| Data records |
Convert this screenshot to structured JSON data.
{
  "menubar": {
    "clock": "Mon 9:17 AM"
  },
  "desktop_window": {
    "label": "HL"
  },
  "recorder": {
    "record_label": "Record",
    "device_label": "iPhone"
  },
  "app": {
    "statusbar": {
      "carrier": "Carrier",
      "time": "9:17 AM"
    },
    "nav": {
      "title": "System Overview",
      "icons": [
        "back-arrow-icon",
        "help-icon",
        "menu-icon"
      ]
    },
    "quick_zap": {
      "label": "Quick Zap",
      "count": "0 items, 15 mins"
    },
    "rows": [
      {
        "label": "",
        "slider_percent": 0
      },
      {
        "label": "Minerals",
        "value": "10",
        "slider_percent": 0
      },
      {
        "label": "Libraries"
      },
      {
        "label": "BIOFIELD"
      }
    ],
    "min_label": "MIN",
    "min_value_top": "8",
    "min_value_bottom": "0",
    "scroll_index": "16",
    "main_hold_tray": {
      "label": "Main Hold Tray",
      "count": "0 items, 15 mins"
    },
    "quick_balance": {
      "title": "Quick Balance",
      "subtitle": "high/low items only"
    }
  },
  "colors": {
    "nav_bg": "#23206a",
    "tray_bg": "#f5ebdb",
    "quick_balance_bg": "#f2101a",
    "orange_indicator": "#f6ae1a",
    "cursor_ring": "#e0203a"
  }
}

| Given task |
Each record must be returned exactly as it is written.

| Output for this exercise |
Convert this screenshot to structured JSON data.
{
  "menubar": {
    "clock": "Mon 9:17 AM"
  },
  "desktop_window": {
    "label": "HL"
  },
  "recorder": {
    "record_label": "Record",
    "device_label": "iPhone"
  },
  "app": {
    "statusbar": {
      "carrier": "Carrier",
      "time": "9:17 AM"
    },
    "nav": {
      "title": "System Overview",
      "icons": [
        "back-arrow-icon",
        "help-icon",
        "menu-icon"
      ]
    },
    "quick_zap": {
      "label": "Quick Zap",
      "count": "0 items, 15 mins"
    },
    "rows": [
      {
        "label": "",
        "slider_percent": 0
      },
      {
        "label": "Minerals",
        "value": "10",
        "slider_percent": 0
      },
      {
        "label": "Libraries"
      },
      {
        "label": "BIOFIELD"
      }
    ],
    "min_label": "MIN",
    "min_value_top": "8",
    "min_value_bottom": "0",
    "scroll_index": "16",
    "main_hold_tray": {
      "label": "Main Hold Tray",
      "count": "0 items, 15 mins"
    },
    "quick_balance": {
      "title": "Quick Balance",
      "subtitle": "high/low items only"
    }
  },
  "colors": {
    "nav_bg": "#23206a",
    "tray_bg": "#f5ebdb",
    "quick_balance_bg": "#f2101a",
    "orange_indicator": "#f6ae1a",
    "cursor_ring": "#e0203a"
  }
}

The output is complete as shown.